━━ Data

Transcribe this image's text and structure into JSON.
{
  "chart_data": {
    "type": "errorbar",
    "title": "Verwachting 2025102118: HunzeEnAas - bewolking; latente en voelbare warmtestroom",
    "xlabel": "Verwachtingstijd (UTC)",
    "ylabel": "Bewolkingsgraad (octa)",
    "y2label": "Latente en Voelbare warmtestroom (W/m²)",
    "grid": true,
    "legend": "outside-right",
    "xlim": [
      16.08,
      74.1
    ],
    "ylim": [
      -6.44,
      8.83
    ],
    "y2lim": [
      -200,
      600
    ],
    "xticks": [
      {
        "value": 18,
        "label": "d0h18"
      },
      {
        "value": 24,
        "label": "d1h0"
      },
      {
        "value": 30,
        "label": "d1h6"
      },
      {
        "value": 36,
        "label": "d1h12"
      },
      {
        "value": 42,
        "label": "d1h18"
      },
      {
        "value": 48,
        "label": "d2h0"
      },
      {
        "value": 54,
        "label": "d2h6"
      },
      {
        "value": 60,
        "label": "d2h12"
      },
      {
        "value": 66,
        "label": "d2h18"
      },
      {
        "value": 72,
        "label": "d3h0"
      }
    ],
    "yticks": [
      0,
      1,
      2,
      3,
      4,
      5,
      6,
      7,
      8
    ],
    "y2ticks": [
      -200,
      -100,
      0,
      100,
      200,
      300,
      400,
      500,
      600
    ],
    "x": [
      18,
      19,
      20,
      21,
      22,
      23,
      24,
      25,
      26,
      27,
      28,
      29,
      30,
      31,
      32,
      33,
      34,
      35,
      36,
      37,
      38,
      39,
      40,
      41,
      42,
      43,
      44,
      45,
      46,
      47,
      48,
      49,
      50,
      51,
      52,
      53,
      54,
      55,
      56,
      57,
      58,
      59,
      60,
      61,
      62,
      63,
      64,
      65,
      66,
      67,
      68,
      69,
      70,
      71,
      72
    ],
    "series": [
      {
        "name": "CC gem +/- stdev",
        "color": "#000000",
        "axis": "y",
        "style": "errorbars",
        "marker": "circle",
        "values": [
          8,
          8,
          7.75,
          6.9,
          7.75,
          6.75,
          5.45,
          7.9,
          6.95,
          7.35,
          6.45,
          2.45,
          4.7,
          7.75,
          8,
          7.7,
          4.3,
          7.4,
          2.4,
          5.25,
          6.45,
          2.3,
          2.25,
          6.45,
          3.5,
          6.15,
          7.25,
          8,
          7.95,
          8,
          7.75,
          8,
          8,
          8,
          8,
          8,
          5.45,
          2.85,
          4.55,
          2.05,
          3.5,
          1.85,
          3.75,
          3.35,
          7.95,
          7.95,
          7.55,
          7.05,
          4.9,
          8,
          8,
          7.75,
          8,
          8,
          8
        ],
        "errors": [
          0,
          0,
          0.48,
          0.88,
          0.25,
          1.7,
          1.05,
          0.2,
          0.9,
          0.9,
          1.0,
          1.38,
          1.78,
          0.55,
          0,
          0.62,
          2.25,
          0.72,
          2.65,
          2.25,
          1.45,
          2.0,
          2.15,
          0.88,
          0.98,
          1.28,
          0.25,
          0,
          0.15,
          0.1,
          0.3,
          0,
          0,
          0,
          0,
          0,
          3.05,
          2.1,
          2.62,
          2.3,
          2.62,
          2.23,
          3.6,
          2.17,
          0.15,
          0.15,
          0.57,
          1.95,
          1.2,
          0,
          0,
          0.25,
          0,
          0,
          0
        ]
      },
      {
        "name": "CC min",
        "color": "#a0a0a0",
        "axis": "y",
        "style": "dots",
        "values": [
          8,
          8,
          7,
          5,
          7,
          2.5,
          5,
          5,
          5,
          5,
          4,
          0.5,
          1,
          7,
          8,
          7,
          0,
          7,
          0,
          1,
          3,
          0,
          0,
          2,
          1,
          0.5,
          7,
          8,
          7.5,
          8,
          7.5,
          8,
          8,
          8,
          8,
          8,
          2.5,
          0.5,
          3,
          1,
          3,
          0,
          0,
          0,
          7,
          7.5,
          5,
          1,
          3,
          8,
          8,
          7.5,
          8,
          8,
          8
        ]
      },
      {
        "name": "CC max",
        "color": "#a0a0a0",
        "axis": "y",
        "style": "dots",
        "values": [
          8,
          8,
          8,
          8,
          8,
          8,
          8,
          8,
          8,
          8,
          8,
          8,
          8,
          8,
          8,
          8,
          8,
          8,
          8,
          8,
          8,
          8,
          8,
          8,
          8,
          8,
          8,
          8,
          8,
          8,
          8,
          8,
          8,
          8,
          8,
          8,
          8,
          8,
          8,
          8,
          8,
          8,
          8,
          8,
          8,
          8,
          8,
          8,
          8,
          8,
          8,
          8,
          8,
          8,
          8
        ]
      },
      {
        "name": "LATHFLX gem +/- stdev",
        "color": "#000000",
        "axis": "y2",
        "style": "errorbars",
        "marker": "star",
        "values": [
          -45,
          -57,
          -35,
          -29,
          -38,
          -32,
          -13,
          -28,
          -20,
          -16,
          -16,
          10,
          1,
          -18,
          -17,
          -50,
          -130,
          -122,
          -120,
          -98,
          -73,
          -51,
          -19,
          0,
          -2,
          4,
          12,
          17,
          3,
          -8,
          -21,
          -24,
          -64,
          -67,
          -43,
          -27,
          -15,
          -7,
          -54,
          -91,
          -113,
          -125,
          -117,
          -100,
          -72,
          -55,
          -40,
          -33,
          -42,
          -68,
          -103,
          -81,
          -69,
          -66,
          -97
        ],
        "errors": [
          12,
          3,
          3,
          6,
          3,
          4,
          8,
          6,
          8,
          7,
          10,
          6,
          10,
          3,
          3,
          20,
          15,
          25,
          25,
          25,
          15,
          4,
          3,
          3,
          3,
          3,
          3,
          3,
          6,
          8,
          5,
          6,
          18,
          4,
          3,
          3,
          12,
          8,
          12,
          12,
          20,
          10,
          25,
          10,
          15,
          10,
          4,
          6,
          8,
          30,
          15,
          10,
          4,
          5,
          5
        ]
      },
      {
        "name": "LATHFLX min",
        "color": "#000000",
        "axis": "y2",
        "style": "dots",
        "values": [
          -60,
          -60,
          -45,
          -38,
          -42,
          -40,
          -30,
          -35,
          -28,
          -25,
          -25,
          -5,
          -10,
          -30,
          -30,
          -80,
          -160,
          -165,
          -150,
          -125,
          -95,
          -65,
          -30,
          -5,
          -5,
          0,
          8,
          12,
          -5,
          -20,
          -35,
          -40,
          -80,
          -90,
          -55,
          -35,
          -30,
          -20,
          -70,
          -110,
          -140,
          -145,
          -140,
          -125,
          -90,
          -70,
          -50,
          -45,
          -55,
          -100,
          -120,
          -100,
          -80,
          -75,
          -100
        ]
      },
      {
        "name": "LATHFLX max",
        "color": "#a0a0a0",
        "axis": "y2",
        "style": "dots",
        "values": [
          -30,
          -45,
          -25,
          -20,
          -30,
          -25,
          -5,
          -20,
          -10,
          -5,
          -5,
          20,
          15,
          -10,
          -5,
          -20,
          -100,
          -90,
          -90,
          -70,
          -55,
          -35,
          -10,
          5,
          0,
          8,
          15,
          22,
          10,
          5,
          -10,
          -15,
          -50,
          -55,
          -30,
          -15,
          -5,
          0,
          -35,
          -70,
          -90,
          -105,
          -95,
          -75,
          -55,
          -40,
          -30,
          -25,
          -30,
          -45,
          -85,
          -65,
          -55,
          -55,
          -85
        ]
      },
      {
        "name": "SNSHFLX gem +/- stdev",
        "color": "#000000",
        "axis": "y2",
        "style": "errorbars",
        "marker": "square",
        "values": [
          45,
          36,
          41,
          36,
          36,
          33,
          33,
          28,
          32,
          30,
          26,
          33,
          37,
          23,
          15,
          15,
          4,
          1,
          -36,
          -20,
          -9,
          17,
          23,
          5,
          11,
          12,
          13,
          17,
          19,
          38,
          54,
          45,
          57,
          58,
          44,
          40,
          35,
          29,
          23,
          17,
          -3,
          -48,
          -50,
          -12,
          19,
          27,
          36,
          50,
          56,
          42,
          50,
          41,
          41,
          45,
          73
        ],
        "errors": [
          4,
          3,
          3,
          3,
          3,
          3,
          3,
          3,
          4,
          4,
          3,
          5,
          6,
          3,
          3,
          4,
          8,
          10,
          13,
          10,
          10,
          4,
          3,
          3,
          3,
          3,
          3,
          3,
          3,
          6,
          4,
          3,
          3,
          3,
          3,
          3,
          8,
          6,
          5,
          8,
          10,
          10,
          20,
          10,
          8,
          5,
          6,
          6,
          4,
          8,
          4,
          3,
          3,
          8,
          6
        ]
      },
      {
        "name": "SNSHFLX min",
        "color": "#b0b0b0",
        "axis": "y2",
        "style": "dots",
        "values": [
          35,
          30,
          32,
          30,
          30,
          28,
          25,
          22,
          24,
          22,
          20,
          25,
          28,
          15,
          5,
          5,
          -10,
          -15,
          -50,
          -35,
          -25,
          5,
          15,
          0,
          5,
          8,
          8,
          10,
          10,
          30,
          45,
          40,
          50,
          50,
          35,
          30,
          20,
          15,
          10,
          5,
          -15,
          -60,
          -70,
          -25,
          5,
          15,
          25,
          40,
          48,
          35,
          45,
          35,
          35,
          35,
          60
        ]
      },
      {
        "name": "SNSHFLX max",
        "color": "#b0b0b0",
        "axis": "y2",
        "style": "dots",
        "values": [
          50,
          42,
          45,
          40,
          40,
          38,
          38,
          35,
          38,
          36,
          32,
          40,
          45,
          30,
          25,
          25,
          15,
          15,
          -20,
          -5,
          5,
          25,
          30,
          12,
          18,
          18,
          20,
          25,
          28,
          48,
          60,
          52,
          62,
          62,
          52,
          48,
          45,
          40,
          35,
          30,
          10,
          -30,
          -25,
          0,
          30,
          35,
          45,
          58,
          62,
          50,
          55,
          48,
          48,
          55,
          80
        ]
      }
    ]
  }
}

━━━━

▶ Exercise description: Filter out every line that lacks the word "marker", and copy the rest.

▶ Final result:
        "marker": "circle",
        "marker": "star",
        "marker": "square",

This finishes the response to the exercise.